===== EXCERPT PROVIDED
Svenska Naturskyddsföreningen
(The Swedish Society for the
Conservation of Nature),
Box 6400,
S-113 82 STOCKHOLM.
Tel. 08-15 15 50.


Table of Contents

Glossary And Abbreviations

AKA Commission - Commission on Radioactive Waste.

Bq - becquerel; one radioactive disintegration per second.

breeder reactor - a nuclear reactor in which non-fissile material such as uranium-238 is converted to fissile material by exposure to neutron radiation. In this way, fuel is "bred". A "fast breeder reactor" is fueled by plutonium in a reaction using "fast" neutrons, i.e. not moderated by water or graphite as in other reactors.

CLAB - The Central Storage Facility For Spent Nuclear Fuel.

curie - one curie is the number of transformations or disintegrations of one gram of radium. One curie equals 3.7 X 10 to the 10th disintegrations per second.

fissile material - a material made up of heavy atoms that can be split into pieces emitting energy.

FMKK - The Peoples' Movement Against Nuclear Power And Weapons.

isotope - an atom of a given element that has slightly different physical and chemical properties from other atoms of the same element.

KBS - Nuclear Fuel Safety Project (Projekt Kärnbränslesäkerhet).

light water reactor (LWR) - reactors cooled with natural water and fueled with low-enriched uranium (about 3% uranium-235).

NAK - The Committee For Spent Nuclear Fuel.

PRAV - Program Council For Radioactive Waste.

plutonium - a human-made radioactive element heavier than uranium. Plutonium-239 is the plutonium isotope commonly used in nuclear weapons; it emits highly dangerous alpha radiation and has a halflife of 24,000 years.

reprocessing - extraction of uranium and plutonium from spent fuel, which can be used for new fuel or nuclear bombs.

SFR-1 - Final Storage For Reactor Waste.

SKBF - Swedish Nuclear Fuel Supplies Ltd.

SKB - Swedish Nuclear Fuel and Waste Management Company.

SKI - Swedish Nuclear Power Inspectorate.

SKN - The National Board For Spent Nuclear Fuel.

SSI - National Institute Of Radiation Protection.

spent fuel - nuclear reactor fuel once it has been exposed to a nuclear reaction; also called irradiated fuel.

tonnes - 1,000 kilograms or 2,200 pounds. An imperial or American ton is 2,000 pounds or 909.1 kilograms.

WISE NC - World Information Service On Energy News Communiqué.
==========
===== MATERIAL SHOWN
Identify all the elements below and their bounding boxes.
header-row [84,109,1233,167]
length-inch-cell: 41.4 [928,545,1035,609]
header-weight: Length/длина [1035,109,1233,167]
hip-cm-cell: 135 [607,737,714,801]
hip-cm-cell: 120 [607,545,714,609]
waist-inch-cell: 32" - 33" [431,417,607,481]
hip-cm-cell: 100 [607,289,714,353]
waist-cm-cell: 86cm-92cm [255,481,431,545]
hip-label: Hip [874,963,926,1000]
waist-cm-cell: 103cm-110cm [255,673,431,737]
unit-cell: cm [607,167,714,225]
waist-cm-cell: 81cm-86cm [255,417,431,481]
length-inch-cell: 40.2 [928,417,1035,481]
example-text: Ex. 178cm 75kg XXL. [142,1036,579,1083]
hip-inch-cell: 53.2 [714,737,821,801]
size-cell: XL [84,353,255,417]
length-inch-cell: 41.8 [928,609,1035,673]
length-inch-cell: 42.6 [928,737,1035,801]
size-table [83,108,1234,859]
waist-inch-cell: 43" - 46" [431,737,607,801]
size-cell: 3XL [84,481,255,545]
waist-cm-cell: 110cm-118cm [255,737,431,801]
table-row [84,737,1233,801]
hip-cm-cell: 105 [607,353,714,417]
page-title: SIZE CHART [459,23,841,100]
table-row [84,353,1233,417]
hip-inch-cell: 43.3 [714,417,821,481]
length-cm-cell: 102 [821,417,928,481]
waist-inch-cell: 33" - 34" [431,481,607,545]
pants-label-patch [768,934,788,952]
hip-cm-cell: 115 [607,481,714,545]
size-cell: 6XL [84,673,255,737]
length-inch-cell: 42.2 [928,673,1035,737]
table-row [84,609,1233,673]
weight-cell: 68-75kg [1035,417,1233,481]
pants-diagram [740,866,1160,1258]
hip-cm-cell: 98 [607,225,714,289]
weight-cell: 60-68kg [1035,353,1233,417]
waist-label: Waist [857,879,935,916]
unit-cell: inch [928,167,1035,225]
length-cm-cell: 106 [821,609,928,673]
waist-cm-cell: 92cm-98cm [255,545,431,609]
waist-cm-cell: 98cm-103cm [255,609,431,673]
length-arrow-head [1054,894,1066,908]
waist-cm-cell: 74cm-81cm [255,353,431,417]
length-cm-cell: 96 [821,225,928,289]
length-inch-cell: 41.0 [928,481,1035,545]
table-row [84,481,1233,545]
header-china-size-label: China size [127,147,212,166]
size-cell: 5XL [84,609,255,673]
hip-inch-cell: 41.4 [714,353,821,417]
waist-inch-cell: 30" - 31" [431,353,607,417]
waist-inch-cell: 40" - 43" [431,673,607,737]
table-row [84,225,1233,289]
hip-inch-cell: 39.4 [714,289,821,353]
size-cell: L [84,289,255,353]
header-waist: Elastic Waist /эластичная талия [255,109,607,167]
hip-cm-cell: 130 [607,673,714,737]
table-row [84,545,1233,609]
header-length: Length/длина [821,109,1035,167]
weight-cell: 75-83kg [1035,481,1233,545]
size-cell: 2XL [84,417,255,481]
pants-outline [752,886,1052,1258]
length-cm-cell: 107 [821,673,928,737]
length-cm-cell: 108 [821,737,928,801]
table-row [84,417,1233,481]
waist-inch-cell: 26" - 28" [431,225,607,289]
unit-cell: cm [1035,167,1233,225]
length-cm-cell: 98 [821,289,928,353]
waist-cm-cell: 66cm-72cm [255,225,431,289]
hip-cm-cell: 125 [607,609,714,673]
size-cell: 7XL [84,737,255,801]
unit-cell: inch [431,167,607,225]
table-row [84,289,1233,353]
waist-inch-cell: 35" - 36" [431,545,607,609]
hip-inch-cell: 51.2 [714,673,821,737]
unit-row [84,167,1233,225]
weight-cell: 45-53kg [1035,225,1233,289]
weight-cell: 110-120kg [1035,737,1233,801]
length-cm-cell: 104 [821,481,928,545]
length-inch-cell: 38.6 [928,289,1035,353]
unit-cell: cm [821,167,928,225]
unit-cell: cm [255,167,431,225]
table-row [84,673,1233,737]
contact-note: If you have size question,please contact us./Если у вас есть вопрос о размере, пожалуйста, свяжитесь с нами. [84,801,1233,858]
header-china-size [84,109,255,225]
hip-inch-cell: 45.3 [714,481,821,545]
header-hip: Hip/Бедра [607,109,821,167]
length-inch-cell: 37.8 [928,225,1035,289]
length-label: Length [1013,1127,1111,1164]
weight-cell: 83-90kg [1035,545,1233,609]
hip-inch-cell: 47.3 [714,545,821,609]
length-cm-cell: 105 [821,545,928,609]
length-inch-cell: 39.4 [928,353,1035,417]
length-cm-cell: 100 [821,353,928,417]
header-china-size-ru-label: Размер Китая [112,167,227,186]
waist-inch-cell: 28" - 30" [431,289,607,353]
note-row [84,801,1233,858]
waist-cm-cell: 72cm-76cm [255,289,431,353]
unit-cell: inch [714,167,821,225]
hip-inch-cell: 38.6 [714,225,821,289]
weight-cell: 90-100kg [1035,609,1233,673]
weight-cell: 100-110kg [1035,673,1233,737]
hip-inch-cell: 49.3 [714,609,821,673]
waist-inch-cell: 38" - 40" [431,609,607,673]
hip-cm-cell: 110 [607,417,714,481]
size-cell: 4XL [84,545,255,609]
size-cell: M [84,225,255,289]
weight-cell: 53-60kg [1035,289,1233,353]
==========
* REQUIRED ACTION: Return the stretch of the nuclear glossary from "Glossary And Abbreviations" through "in other reactors.", copied word for word.

* TASK RESULT:
Glossary And Abbreviations

AKA Commission - Commission on Radioactive Waste.

Bq - becquerel; one radioactive disintegration per second.

breeder reactor - a nuclear reactor in which non-fissile material such as uranium-238 is converted to fissile material by exposure to neutron radiation. In this way, fuel is "bred". A "fast breeder reactor" is fueled by plutonium in a reaction using "fast" neutrons, i.e. not moderated by water or graphite as in other reactors.